• [Exercise details] Check each line of the material below, and copy it if it holds the string "tepelné".

==*==

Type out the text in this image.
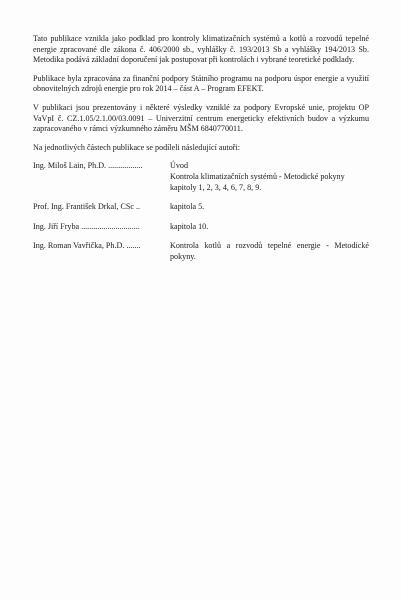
Tato publikace vznikla jako podklad pro kontroly klimatizačních systémů a kotlů a rozvodů tepelné energie zpracované dle zákona č. 406/2000 sb., vyhlášky č. 193/2013 Sb a vyhlášky 194/2013 Sb. Metodika podává základní doporučení jak postupovat při kontrolách i vybrané teoretické podklady.

Publikace byla zpracována za finanční podpory Státního programu na podporu úspor energie a využití obnovitelných zdrojů energie pro rok 2014 – část A – Program EFEKT.

V publikaci jsou prezentovány i některé výsledky vzniklé za podpory Evropské unie, projektu OP VaVpI č. CZ.1.05/2.1.00/03.0091 – Univerzitní centrum energeticky efektivních budov a výzkumu zapracovaného v rámci výzkumného záměru MŠM 6840770011.

Na jednotlivých částech publikace se podíleli následující autoři:

Ing. Miloš Lain, Ph.D. .................	Úvod
Kontrola klimatizačních systémů - Metodické pokyny
kapitoly 1, 2, 3, 4, 6, 7, 8, 9.
Prof. Ing. František Drkal, CSc ..	kapitola 5.
Ing. Jiří Fryba .............................	kapitola 10.
Ing. Roman Vavřička, Ph.D. .......	Kontrola kotlů a rozvodů tepelné energie - Metodické pokyny.
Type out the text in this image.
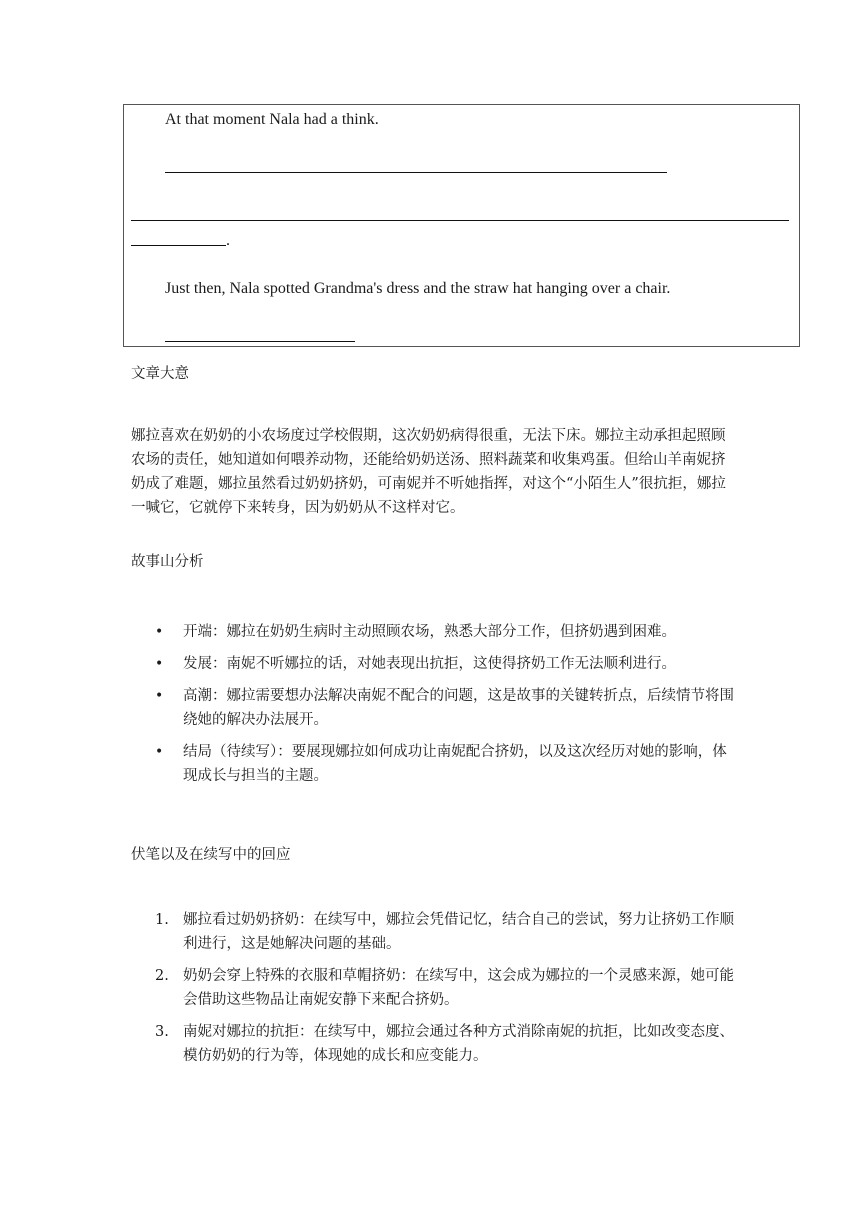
At that moment Nala had a think.
.
Just then, Nala spotted Grandma's dress and the straw hat hanging over a chair.
文章大意
娜拉喜欢在奶奶的小农场度过学校假期，这次奶奶病得很重，无法下床。娜拉主动承担起照顾农场的责任，她知道如何喂养动物，还能给奶奶送汤、照料蔬菜和收集鸡蛋。但给山羊南妮挤奶成了难题，娜拉虽然看过奶奶挤奶，可南妮并不听她指挥，对这个“小陌生人”很抗拒，娜拉一喊它，它就停下来转身，因为奶奶从不这样对它。
故事山分析
• 开端：娜拉在奶奶生病时主动照顾农场，熟悉大部分工作，但挤奶遇到困难。
• 发展：南妮不听娜拉的话，对她表现出抗拒，这使得挤奶工作无法顺利进行。
• 高潮：娜拉需要想办法解决南妮不配合的问题，这是故事的关键转折点，后续情节将围绕她的解决办法展开。
• 结局（待续写）：要展现娜拉如何成功让南妮配合挤奶，以及这次经历对她的影响，体现成长与担当的主题。
伏笔以及在续写中的回应
1. 娜拉看过奶奶挤奶：在续写中，娜拉会凭借记忆，结合自己的尝试，努力让挤奶工作顺利进行，这是她解决问题的基础。
2. 奶奶会穿上特殊的衣服和草帽挤奶：在续写中，这会成为娜拉的一个灵感来源，她可能会借助这些物品让南妮安静下来配合挤奶。
3. 南妮对娜拉的抗拒：在续写中，娜拉会通过各种方式消除南妮的抗拒，比如改变态度、模仿奶奶的行为等，体现她的成长和应变能力。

==*==

• [Full output]
Tato publikace vznikla jako podklad pro kontroly klimatizačních systémů a kotlů a rozvodů tepelné energie zpracované dle zákona č. 406/2000 sb., vyhlášky č. 193/2013 Sb a vyhlášky 194/2013 Sb. Metodika podává základní doporučení jak postupovat při kontrolách i vybrané teoretické podklady.
Ing. Roman Vavřička, Ph.D. .......	Kontrola kotlů a rozvodů tepelné energie - Metodické pokyny.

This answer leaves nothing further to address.